### What the task requires
All records are to be retyped faithfully and completely.

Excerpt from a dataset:
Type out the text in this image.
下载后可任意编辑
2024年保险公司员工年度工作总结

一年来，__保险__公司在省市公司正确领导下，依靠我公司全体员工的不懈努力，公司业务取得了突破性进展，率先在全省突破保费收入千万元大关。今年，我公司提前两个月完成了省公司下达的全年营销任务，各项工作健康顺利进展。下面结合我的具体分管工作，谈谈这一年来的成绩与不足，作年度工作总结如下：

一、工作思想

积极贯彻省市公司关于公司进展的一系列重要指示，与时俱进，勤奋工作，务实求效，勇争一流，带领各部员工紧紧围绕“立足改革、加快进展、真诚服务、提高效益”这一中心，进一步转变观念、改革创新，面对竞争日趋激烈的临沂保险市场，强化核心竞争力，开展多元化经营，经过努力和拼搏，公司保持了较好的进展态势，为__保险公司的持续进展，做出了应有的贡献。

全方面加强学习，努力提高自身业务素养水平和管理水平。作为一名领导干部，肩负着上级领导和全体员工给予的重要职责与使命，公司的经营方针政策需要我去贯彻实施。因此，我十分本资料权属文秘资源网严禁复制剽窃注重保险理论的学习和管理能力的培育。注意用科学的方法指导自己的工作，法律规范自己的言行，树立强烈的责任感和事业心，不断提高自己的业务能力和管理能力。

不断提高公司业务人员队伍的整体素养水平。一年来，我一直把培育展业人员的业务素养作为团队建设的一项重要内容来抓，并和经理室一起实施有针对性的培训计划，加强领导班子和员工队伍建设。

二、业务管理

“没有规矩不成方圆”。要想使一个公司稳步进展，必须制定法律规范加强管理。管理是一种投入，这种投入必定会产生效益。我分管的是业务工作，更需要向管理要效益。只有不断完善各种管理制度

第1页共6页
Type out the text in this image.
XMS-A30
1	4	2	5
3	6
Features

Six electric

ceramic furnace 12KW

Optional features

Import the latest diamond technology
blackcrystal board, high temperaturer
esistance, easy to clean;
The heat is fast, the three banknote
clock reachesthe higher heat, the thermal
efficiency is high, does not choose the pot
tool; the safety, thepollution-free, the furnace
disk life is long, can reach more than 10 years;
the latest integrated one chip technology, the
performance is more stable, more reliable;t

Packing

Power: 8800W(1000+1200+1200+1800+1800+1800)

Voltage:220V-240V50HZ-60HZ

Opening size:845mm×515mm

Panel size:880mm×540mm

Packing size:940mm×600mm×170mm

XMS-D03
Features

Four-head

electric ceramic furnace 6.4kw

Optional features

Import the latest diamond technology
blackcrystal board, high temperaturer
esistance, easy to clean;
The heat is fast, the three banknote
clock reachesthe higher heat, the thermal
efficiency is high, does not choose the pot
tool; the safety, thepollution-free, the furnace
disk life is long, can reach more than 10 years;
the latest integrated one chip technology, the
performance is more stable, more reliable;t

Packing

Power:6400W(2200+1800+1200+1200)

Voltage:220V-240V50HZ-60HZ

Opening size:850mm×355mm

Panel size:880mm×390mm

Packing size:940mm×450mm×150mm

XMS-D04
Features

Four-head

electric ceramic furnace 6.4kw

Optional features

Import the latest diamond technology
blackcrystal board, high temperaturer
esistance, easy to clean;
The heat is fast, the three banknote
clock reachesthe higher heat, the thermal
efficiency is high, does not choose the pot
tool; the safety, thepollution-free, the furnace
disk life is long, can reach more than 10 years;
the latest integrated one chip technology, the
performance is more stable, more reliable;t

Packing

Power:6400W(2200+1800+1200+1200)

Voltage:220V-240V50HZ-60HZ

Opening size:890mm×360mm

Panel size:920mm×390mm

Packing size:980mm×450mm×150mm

### Answer for the task
Type out the text in this image.
下载后可任意编辑
2024年保险公司员工年度工作总结

一年来，__保险__公司在省市公司正确领导下，依靠我公司全体员工的不懈努力，公司业务取得了突破性进展，率先在全省突破保费收入千万元大关。今年，我公司提前两个月完成了省公司下达的全年营销任务，各项工作健康顺利进展。下面结合我的具体分管工作，谈谈这一年来的成绩与不足，作年度工作总结如下：

一、工作思想

积极贯彻省市公司关于公司进展的一系列重要指示，与时俱进，勤奋工作，务实求效，勇争一流，带领各部员工紧紧围绕“立足改革、加快进展、真诚服务、提高效益”这一中心，进一步转变观念、改革创新，面对竞争日趋激烈的临沂保险市场，强化核心竞争力，开展多元化经营，经过努力和拼搏，公司保持了较好的进展态势，为__保险公司的持续进展，做出了应有的贡献。

全方面加强学习，努力提高自身业务素养水平和管理水平。作为一名领导干部，肩负着上级领导和全体员工给予的重要职责与使命，公司的经营方针政策需要我去贯彻实施。因此，我十分本资料权属文秘资源网严禁复制剽窃注重保险理论的学习和管理能力的培育。注意用科学的方法指导自己的工作，法律规范自己的言行，树立强烈的责任感和事业心，不断提高自己的业务能力和管理能力。

不断提高公司业务人员队伍的整体素养水平。一年来，我一直把培育展业人员的业务素养作为团队建设的一项重要内容来抓，并和经理室一起实施有针对性的培训计划，加强领导班子和员工队伍建设。

二、业务管理

“没有规矩不成方圆”。要想使一个公司稳步进展，必须制定法律规范加强管理。管理是一种投入，这种投入必定会产生效益。我分管的是业务工作，更需要向管理要效益。只有不断完善各种管理制度

第1页共6页
Type out the text in this image.
XMS-A30
1	4	2	5
3	6
Features

Six electric

ceramic furnace 12KW

Optional features

Import the latest diamond technology
blackcrystal board, high temperaturer
esistance, easy to clean;
The heat is fast, the three banknote
clock reachesthe higher heat, the thermal
efficiency is high, does not choose the pot
tool; the safety, thepollution-free, the furnace
disk life is long, can reach more than 10 years;
the latest integrated one chip technology, the
performance is more stable, more reliable;t

Packing

Power: 8800W(1000+1200+1200+1800+1800+1800)

Voltage:220V-240V50HZ-60HZ

Opening size:845mm×515mm

Panel size:880mm×540mm

Packing size:940mm×600mm×170mm

XMS-D03
Features

Four-head

electric ceramic furnace 6.4kw

Optional features

Import the latest diamond technology
blackcrystal board, high temperaturer
esistance, easy to clean;
The heat is fast, the three banknote
clock reachesthe higher heat, the thermal
efficiency is high, does not choose the pot
tool; the safety, thepollution-free, the furnace
disk life is long, can reach more than 10 years;
the latest integrated one chip technology, the
performance is more stable, more reliable;t

Packing

Power:6400W(2200+1800+1200+1200)

Voltage:220V-240V50HZ-60HZ

Opening size:850mm×355mm

Panel size:880mm×390mm

Packing size:940mm×450mm×150mm

XMS-D04
Features

Four-head

electric ceramic furnace 6.4kw

Optional features

Import the latest diamond technology
blackcrystal board, high temperaturer
esistance, easy to clean;
The heat is fast, the three banknote
clock reachesthe higher heat, the thermal
efficiency is high, does not choose the pot
tool; the safety, thepollution-free, the furnace
disk life is long, can reach more than 10 years;
the latest integrated one chip technology, the
performance is more stable, more reliable;t

Packing

Power:6400W(2200+1800+1200+1200)

Voltage:220V-240V50HZ-60HZ

Opening size:890mm×360mm

Panel size:920mm×390mm

Packing size:980mm×450mm×150mm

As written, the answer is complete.